"""

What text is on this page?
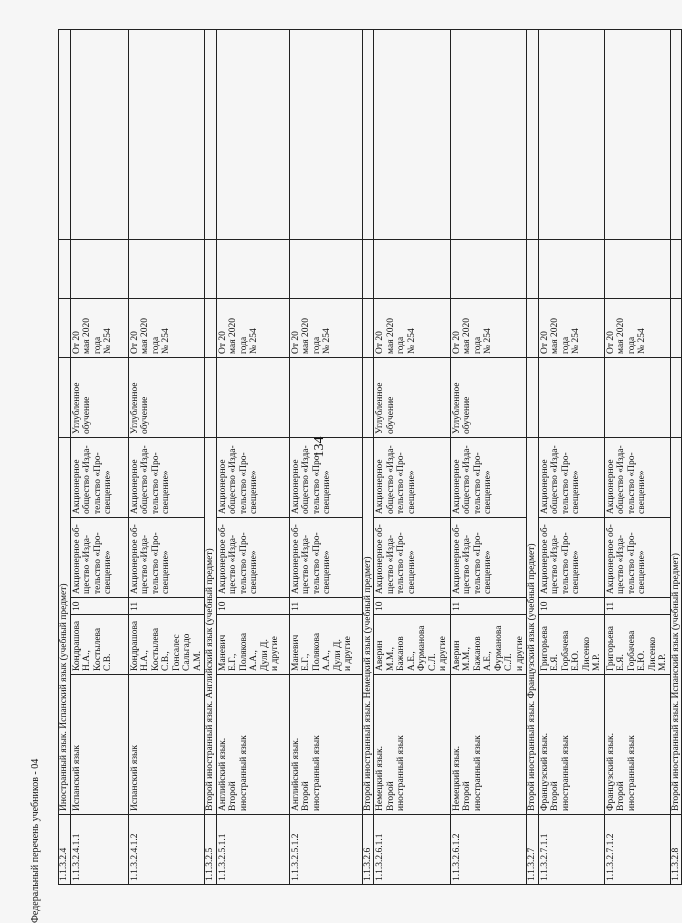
134
Федеральный перечень учебников - 04 1.1.3.2.4	Иностранный язык. Испанский язык (учебный предмет)								
1.1.3.2.4.1.1	Испанский язык	Кондрашова Н.А.,
Костылева С.В.	10	Акционерное об-
щество «Изда-
тельство «Про-
свещение»	Акционерное
общество «Изда-
тельство «Про-
свещение»	Углубленное
обучение	От 20
мая 2020
года
№ 254		
1.1.3.2.4.1.2	Испанский язык	Кондрашова Н.А.,
Костылева С.В.,
Гонсалес
Сальгадо А.М.	11	Акционерное об-
щество «Изда-
тельство «Про-
свещение»	Акционерное
общество «Изда-
тельство «Про-
свещение»	Углубленное
обучение	От 20
мая 2020
года
№ 254		
1.1.3.2.5	Второй иностранный язык. Английский язык (учебный предмет)								
1.1.3.2.5.1.1	Английский язык.
Второй
иностранный язык	Маневич Е.Г.,
Полякова А.А.,
Дули Д.
и другие	10	Акционерное об-
щество «Изда-
тельство «Про-
свещение»	Акционерное
общество «Изда-
тельство «Про-
свещение»		От 20
мая 2020
года
№ 254		
1.1.3.2.5.1.2	Английский язык.
Второй
иностранный язык	Маневич Е.Г.,
Полякова А.А.,
Дули Д.
и другие	11	Акционерное об-
щество «Изда-
тельство «Про-
свещение»	Акционерное
общество «Изда-
тельство «Про-
свещение»		От 20
мая 2020
года
№ 254		
1.1.3.2.6	Второй иностранный язык. Немецкий язык (учебный предмет)								
1.1.3.2.6.1.1	Немецкий язык.
Второй
иностранный язык	Аверин М.М.,
Бажанов А.Е.,
Фурманова С.Л.
и другие	10	Акционерное об-
щество «Изда-
тельство «Про-
свещение»	Акционерное
общество «Изда-
тельство «Про-
свещение»	Углубленное
обучение	От 20
мая 2020
года
№ 254		
1.1.3.2.6.1.2	Немецкий язык.
Второй
иностранный язык	Аверин М.М.,
Бажанов А.Е.,
Фурманова С.Л.
и другие	11	Акционерное об-
щество «Изда-
тельство «Про-
свещение»	Акционерное
общество «Изда-
тельство «Про-
свещение»	Углубленное
обучение	От 20
мая 2020
года
№ 254		
1.1.3.2.7	Второй иностранный язык. Французский язык (учебный предмет)								
1.1.3.2.7.1.1	Французский язык.
Второй
иностранный язык	Григорьева Е.Я.
Горбачева Е.Ю.
Лисенко М.Р.	10	Акционерное об-
щество «Изда-
тельство «Про-
свещение»	Акционерное
общество «Изда-
тельство «Про-
свещение»		От 20
мая 2020
года
№ 254		
1.1.3.2.7.1.2	Французский язык.
Второй
иностранный язык	Григорьева Е.Я.
Горбачева Е.Ю.
Лисенко М.Р.	11	Акционерное об-
щество «Изда-
тельство «Про-
свещение»	Акционерное
общество «Изда-
тельство «Про-
свещение»		От 20
мая 2020
года
№ 254		
1.1.3.2.8	Второй иностранный язык. Испанский язык (учебный предмет)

"""

Problem statement – Scan the material above for the string "Немецкий" and return the lines that hold it.

Worked solution –
1.1.3.2.6	Второй иностранный язык. Немецкий язык (учебный предмет)								
1.1.3.2.6.1.1	Немецкий язык.
1.1.3.2.6.1.2	Немецкий язык.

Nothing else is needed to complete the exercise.